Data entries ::
────

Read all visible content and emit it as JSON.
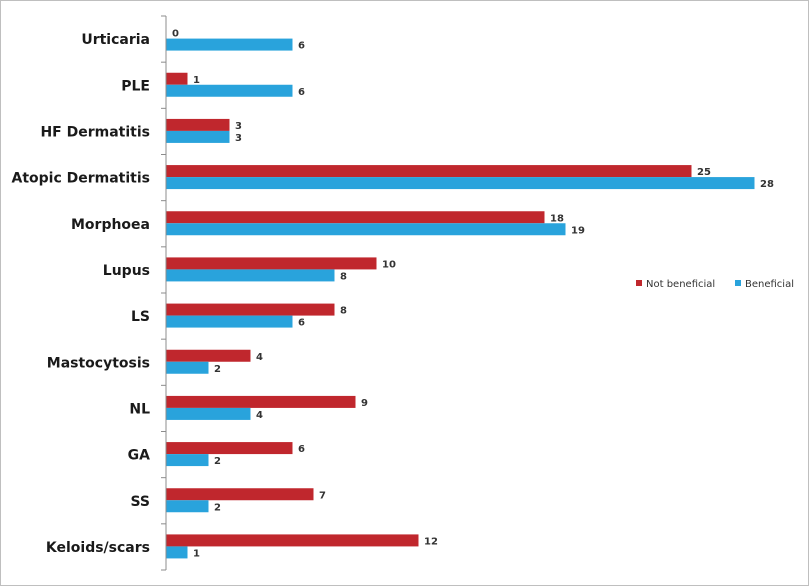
{
  "chart_data": {
    "type": "bar",
    "orientation": "horizontal",
    "title": "",
    "xlabel": "",
    "ylabel": "",
    "categories": [
      "Urticaria",
      "PLE",
      "HF Dermatitis",
      "Atopic Dermatitis",
      "Morphoea",
      "Lupus",
      "LS",
      "Mastocytosis",
      "NL",
      "GA",
      "SS",
      "Keloids/scars"
    ],
    "series": [
      {
        "name": "Not beneficial",
        "color": "#c0272d",
        "values": [
          0,
          1,
          3,
          25,
          18,
          10,
          8,
          4,
          9,
          6,
          7,
          12
        ]
      },
      {
        "name": "Beneficial",
        "color": "#29a3dc",
        "values": [
          6,
          6,
          3,
          28,
          19,
          8,
          6,
          2,
          4,
          2,
          2,
          1
        ]
      }
    ],
    "xlim": [
      0,
      28
    ],
    "grid": false,
    "legend_position": "right"
  }
}
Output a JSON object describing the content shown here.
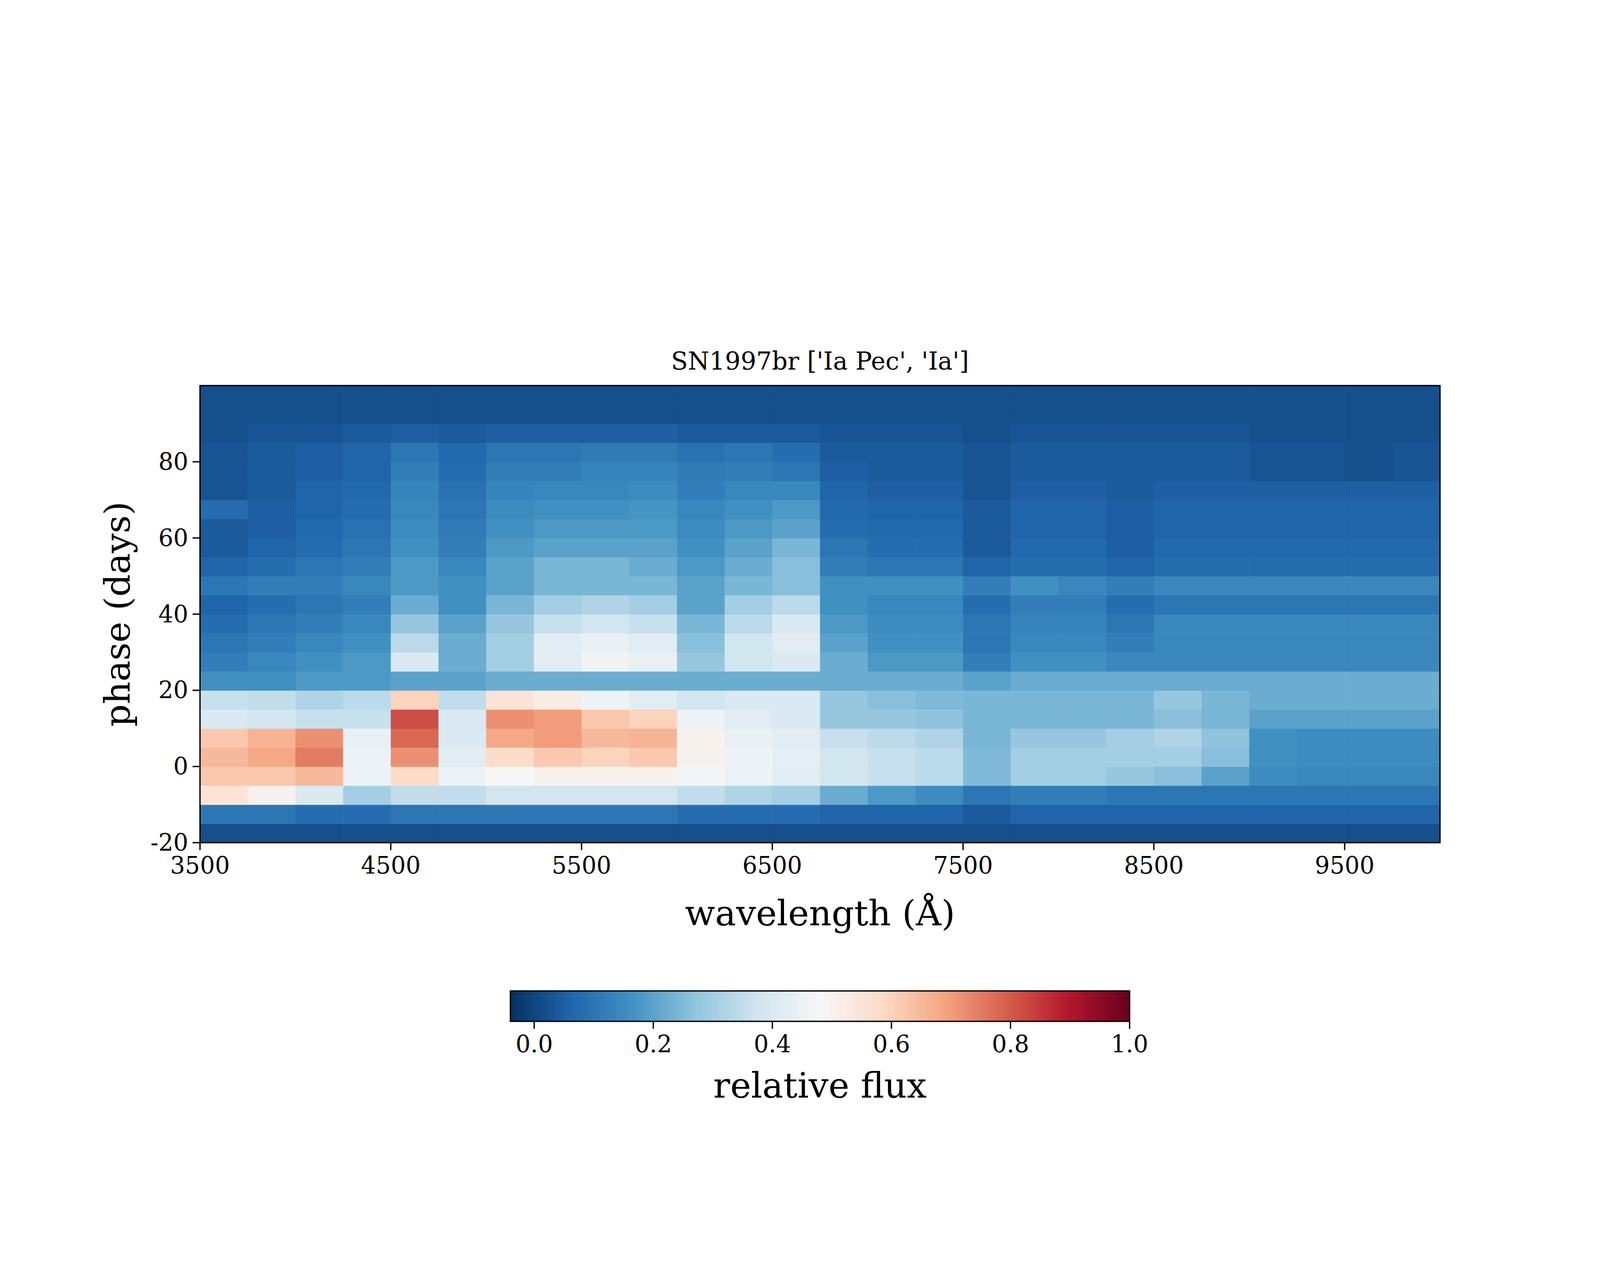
{
  "chart_data": {
    "type": "heatmap",
    "title": "SN1997br ['Ia Pec', 'Ia']",
    "x_label": "wavelength (Å)",
    "y_label": "phase (days)",
    "xlim": [
      3500,
      10000
    ],
    "ylim": [
      -20,
      100
    ],
    "xticks": [
      3500,
      4500,
      5500,
      6500,
      7500,
      8500,
      9500
    ],
    "yticks": [
      -20,
      0,
      20,
      40,
      60,
      80
    ],
    "x_edges": [
      3500,
      3750,
      4000,
      4250,
      4500,
      4750,
      5000,
      5250,
      5500,
      5750,
      6000,
      6250,
      6500,
      6750,
      7000,
      7250,
      7500,
      7750,
      8000,
      8250,
      8500,
      8750,
      9000,
      9250,
      9500,
      9750,
      10000
    ],
    "y_edges": [
      -20,
      -15,
      -10,
      -5,
      0,
      5,
      10,
      15,
      20,
      25,
      30,
      35,
      40,
      45,
      50,
      55,
      60,
      65,
      70,
      75,
      80,
      85,
      90,
      95,
      100
    ],
    "z": [
      [
        0.02,
        0.02,
        0.02,
        0.02,
        0.02,
        0.02,
        0.02,
        0.02,
        0.02,
        0.02,
        0.02,
        0.02,
        0.02,
        0.02,
        0.02,
        0.02,
        0.02,
        0.02,
        0.02,
        0.02,
        0.02,
        0.02,
        0.02,
        0.02,
        0.02,
        0.02
      ],
      [
        0.1,
        0.1,
        0.08,
        0.08,
        0.1,
        0.1,
        0.1,
        0.1,
        0.1,
        0.1,
        0.08,
        0.08,
        0.08,
        0.06,
        0.06,
        0.06,
        0.04,
        0.06,
        0.06,
        0.06,
        0.06,
        0.06,
        0.06,
        0.06,
        0.06,
        0.06
      ],
      [
        0.55,
        0.5,
        0.4,
        0.3,
        0.35,
        0.35,
        0.38,
        0.38,
        0.38,
        0.38,
        0.35,
        0.32,
        0.3,
        0.22,
        0.18,
        0.15,
        0.1,
        0.12,
        0.12,
        0.1,
        0.1,
        0.1,
        0.1,
        0.1,
        0.1,
        0.1
      ],
      [
        0.62,
        0.62,
        0.65,
        0.45,
        0.58,
        0.45,
        0.48,
        0.5,
        0.5,
        0.5,
        0.47,
        0.45,
        0.42,
        0.38,
        0.36,
        0.34,
        0.25,
        0.3,
        0.3,
        0.28,
        0.26,
        0.2,
        0.15,
        0.14,
        0.14,
        0.14
      ],
      [
        0.65,
        0.68,
        0.75,
        0.45,
        0.72,
        0.42,
        0.58,
        0.62,
        0.6,
        0.62,
        0.5,
        0.45,
        0.43,
        0.38,
        0.36,
        0.34,
        0.25,
        0.3,
        0.3,
        0.3,
        0.3,
        0.26,
        0.16,
        0.15,
        0.15,
        0.15
      ],
      [
        0.62,
        0.66,
        0.72,
        0.44,
        0.78,
        0.4,
        0.68,
        0.7,
        0.65,
        0.66,
        0.5,
        0.44,
        0.42,
        0.36,
        0.34,
        0.32,
        0.24,
        0.28,
        0.28,
        0.3,
        0.32,
        0.27,
        0.16,
        0.15,
        0.15,
        0.15
      ],
      [
        0.4,
        0.38,
        0.36,
        0.36,
        0.82,
        0.4,
        0.72,
        0.7,
        0.62,
        0.6,
        0.45,
        0.42,
        0.4,
        0.28,
        0.28,
        0.27,
        0.24,
        0.24,
        0.24,
        0.24,
        0.26,
        0.24,
        0.2,
        0.2,
        0.2,
        0.2
      ],
      [
        0.36,
        0.35,
        0.32,
        0.34,
        0.6,
        0.35,
        0.55,
        0.52,
        0.45,
        0.42,
        0.38,
        0.4,
        0.4,
        0.28,
        0.26,
        0.25,
        0.24,
        0.24,
        0.24,
        0.24,
        0.28,
        0.24,
        0.22,
        0.22,
        0.22,
        0.22
      ],
      [
        0.16,
        0.16,
        0.18,
        0.18,
        0.2,
        0.2,
        0.22,
        0.22,
        0.22,
        0.22,
        0.22,
        0.22,
        0.22,
        0.22,
        0.22,
        0.22,
        0.2,
        0.22,
        0.22,
        0.22,
        0.22,
        0.22,
        0.22,
        0.22,
        0.22,
        0.22
      ],
      [
        0.12,
        0.14,
        0.16,
        0.18,
        0.4,
        0.22,
        0.3,
        0.42,
        0.46,
        0.44,
        0.28,
        0.38,
        0.4,
        0.22,
        0.18,
        0.18,
        0.12,
        0.16,
        0.16,
        0.14,
        0.14,
        0.14,
        0.14,
        0.14,
        0.14,
        0.14
      ],
      [
        0.1,
        0.12,
        0.14,
        0.16,
        0.34,
        0.22,
        0.3,
        0.42,
        0.44,
        0.42,
        0.26,
        0.38,
        0.42,
        0.2,
        0.16,
        0.16,
        0.1,
        0.14,
        0.14,
        0.12,
        0.14,
        0.14,
        0.14,
        0.14,
        0.14,
        0.14
      ],
      [
        0.08,
        0.1,
        0.12,
        0.14,
        0.28,
        0.2,
        0.28,
        0.36,
        0.38,
        0.36,
        0.24,
        0.34,
        0.4,
        0.18,
        0.15,
        0.15,
        0.1,
        0.13,
        0.13,
        0.1,
        0.14,
        0.14,
        0.14,
        0.14,
        0.14,
        0.14
      ],
      [
        0.06,
        0.08,
        0.1,
        0.12,
        0.22,
        0.16,
        0.24,
        0.3,
        0.32,
        0.3,
        0.2,
        0.3,
        0.34,
        0.16,
        0.14,
        0.14,
        0.08,
        0.12,
        0.12,
        0.08,
        0.1,
        0.1,
        0.1,
        0.1,
        0.1,
        0.1
      ],
      [
        0.1,
        0.12,
        0.12,
        0.14,
        0.18,
        0.16,
        0.2,
        0.24,
        0.24,
        0.24,
        0.2,
        0.24,
        0.26,
        0.16,
        0.16,
        0.16,
        0.12,
        0.16,
        0.14,
        0.12,
        0.14,
        0.14,
        0.14,
        0.14,
        0.14,
        0.14
      ],
      [
        0.06,
        0.08,
        0.1,
        0.12,
        0.18,
        0.14,
        0.2,
        0.24,
        0.24,
        0.22,
        0.18,
        0.22,
        0.26,
        0.12,
        0.1,
        0.1,
        0.06,
        0.08,
        0.08,
        0.06,
        0.08,
        0.08,
        0.08,
        0.08,
        0.08,
        0.08
      ],
      [
        0.04,
        0.06,
        0.08,
        0.1,
        0.16,
        0.12,
        0.18,
        0.2,
        0.2,
        0.2,
        0.16,
        0.2,
        0.24,
        0.1,
        0.08,
        0.08,
        0.04,
        0.07,
        0.07,
        0.05,
        0.07,
        0.07,
        0.07,
        0.07,
        0.07,
        0.07
      ],
      [
        0.04,
        0.05,
        0.07,
        0.09,
        0.15,
        0.11,
        0.16,
        0.18,
        0.18,
        0.18,
        0.15,
        0.18,
        0.2,
        0.08,
        0.07,
        0.07,
        0.04,
        0.06,
        0.06,
        0.05,
        0.06,
        0.06,
        0.06,
        0.06,
        0.06,
        0.06
      ],
      [
        0.08,
        0.05,
        0.06,
        0.08,
        0.14,
        0.1,
        0.15,
        0.16,
        0.16,
        0.17,
        0.14,
        0.16,
        0.18,
        0.07,
        0.06,
        0.06,
        0.04,
        0.06,
        0.06,
        0.05,
        0.06,
        0.06,
        0.06,
        0.06,
        0.06,
        0.06
      ],
      [
        0.03,
        0.04,
        0.06,
        0.07,
        0.13,
        0.09,
        0.13,
        0.14,
        0.14,
        0.15,
        0.12,
        0.14,
        0.14,
        0.06,
        0.05,
        0.05,
        0.03,
        0.05,
        0.05,
        0.04,
        0.05,
        0.05,
        0.05,
        0.05,
        0.05,
        0.05
      ],
      [
        0.03,
        0.04,
        0.05,
        0.06,
        0.12,
        0.08,
        0.12,
        0.12,
        0.13,
        0.13,
        0.11,
        0.12,
        0.1,
        0.05,
        0.04,
        0.04,
        0.03,
        0.04,
        0.04,
        0.04,
        0.04,
        0.04,
        0.03,
        0.03,
        0.02,
        0.03
      ],
      [
        0.03,
        0.04,
        0.05,
        0.06,
        0.1,
        0.07,
        0.1,
        0.1,
        0.11,
        0.11,
        0.09,
        0.1,
        0.08,
        0.04,
        0.04,
        0.04,
        0.03,
        0.04,
        0.04,
        0.04,
        0.04,
        0.04,
        0.03,
        0.03,
        0.02,
        0.03
      ],
      [
        0.02,
        0.03,
        0.03,
        0.04,
        0.05,
        0.04,
        0.05,
        0.05,
        0.05,
        0.05,
        0.04,
        0.04,
        0.04,
        0.03,
        0.03,
        0.03,
        0.02,
        0.03,
        0.03,
        0.03,
        0.03,
        0.03,
        0.02,
        0.02,
        0.02,
        0.02
      ],
      [
        0.02,
        0.02,
        0.02,
        0.02,
        0.02,
        0.02,
        0.02,
        0.02,
        0.02,
        0.02,
        0.02,
        0.02,
        0.02,
        0.02,
        0.02,
        0.02,
        0.02,
        0.02,
        0.02,
        0.02,
        0.02,
        0.02,
        0.02,
        0.02,
        0.02,
        0.02
      ],
      [
        0.02,
        0.02,
        0.02,
        0.02,
        0.02,
        0.02,
        0.02,
        0.02,
        0.02,
        0.02,
        0.02,
        0.02,
        0.02,
        0.02,
        0.02,
        0.02,
        0.02,
        0.02,
        0.02,
        0.02,
        0.02,
        0.02,
        0.02,
        0.02,
        0.02,
        0.02
      ]
    ],
    "colorbar": {
      "label": "relative flux",
      "range": [
        -0.04,
        1.0
      ],
      "ticks": [
        {
          "value": 0,
          "label": "0.0"
        },
        {
          "value": 0.2,
          "label": "0.2"
        },
        {
          "value": 0.4,
          "label": "0.4"
        },
        {
          "value": 0.6,
          "label": "0.6"
        },
        {
          "value": 0.8,
          "label": "0.8"
        },
        {
          "value": 1,
          "label": "1.0"
        }
      ]
    }
  }
}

────

WRITTEN TASK :: Find every line above that contains the word "JSON", and return each one.

FINAL ANSWER ::
Read all visible content and emit it as JSON.
Output a JSON object describing the content shown here.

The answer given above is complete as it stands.